>> BEGIN

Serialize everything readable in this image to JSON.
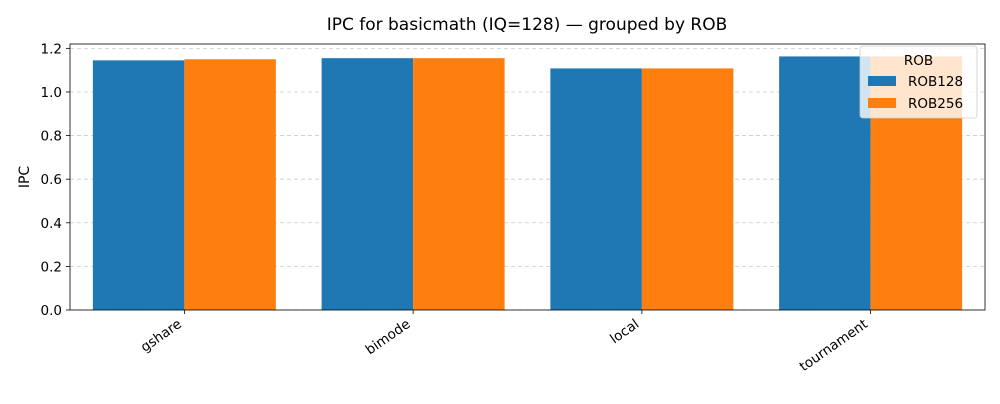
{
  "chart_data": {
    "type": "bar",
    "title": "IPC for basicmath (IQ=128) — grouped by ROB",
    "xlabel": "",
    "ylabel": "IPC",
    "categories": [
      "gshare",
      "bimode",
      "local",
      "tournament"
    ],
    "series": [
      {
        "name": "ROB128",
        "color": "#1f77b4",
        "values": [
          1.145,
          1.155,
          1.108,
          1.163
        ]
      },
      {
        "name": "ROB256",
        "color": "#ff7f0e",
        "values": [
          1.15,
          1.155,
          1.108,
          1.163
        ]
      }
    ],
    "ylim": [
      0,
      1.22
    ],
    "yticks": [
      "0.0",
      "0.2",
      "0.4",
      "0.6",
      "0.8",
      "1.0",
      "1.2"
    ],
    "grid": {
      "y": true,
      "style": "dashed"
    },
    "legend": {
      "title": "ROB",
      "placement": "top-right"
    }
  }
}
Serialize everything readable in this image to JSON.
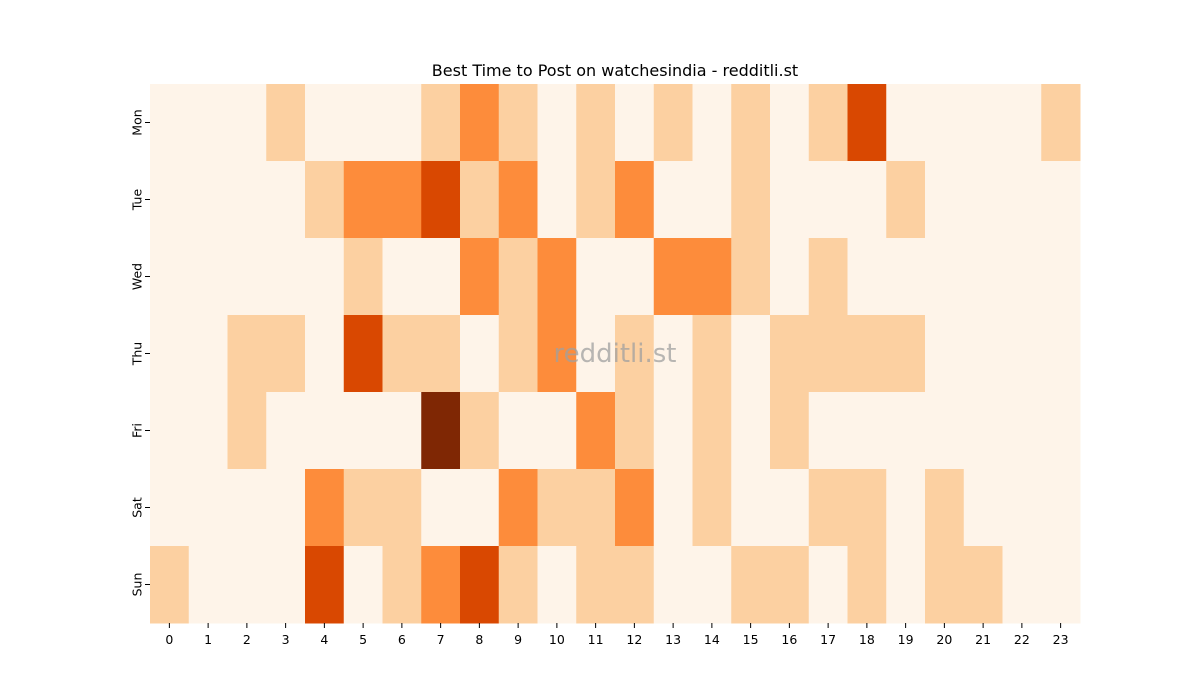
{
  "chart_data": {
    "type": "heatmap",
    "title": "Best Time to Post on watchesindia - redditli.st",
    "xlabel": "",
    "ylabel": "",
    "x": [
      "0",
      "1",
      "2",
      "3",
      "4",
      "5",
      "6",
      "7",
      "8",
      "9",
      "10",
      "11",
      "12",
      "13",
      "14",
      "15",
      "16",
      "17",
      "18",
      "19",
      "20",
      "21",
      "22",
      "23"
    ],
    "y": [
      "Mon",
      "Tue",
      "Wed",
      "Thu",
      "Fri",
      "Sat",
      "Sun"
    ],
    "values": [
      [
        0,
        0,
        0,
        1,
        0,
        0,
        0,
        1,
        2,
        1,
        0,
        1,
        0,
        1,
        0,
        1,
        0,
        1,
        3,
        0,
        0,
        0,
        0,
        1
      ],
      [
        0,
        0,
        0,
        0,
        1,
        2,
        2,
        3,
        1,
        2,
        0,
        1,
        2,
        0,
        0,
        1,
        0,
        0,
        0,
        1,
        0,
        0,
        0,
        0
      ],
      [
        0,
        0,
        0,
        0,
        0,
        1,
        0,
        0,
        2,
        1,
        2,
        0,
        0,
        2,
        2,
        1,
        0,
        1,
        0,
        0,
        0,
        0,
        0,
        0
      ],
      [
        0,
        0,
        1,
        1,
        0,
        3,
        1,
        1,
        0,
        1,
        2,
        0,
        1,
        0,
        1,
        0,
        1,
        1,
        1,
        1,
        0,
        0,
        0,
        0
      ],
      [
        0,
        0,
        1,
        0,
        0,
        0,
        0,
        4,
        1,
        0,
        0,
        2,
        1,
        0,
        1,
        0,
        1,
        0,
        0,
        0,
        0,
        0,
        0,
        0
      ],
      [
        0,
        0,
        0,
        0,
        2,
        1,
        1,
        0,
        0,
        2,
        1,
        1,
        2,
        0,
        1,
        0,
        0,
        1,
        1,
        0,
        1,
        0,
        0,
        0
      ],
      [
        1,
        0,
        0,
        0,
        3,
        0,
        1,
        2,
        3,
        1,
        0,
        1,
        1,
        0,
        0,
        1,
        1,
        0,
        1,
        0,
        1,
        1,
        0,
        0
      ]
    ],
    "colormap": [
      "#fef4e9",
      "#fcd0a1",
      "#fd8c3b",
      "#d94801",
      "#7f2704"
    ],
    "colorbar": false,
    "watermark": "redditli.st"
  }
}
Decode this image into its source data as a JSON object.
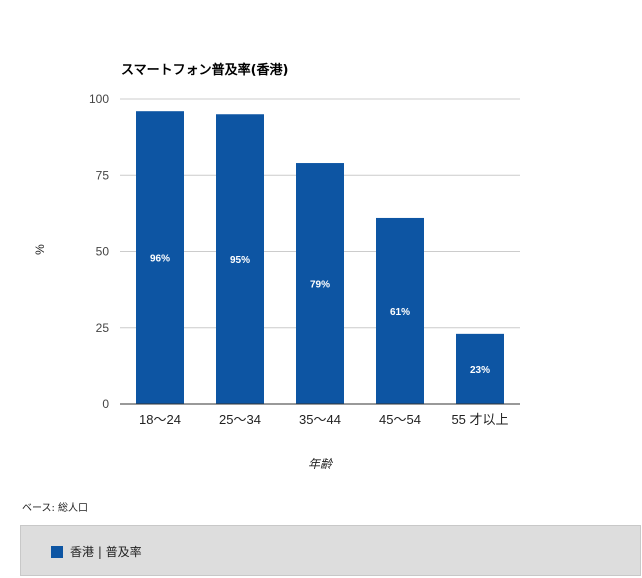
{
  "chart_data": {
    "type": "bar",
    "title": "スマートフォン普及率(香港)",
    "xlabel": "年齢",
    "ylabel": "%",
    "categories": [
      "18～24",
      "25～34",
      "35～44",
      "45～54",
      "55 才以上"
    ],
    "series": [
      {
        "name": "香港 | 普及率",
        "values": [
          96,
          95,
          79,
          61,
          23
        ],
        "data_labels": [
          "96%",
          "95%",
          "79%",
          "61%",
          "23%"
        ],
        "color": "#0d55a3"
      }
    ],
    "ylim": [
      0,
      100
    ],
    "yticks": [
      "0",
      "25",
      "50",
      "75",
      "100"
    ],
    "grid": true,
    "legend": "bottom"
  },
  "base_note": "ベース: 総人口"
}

>> END

Lines containing the word "redditli" are to be tallied; report only the total.

_Output for this exercise:_
2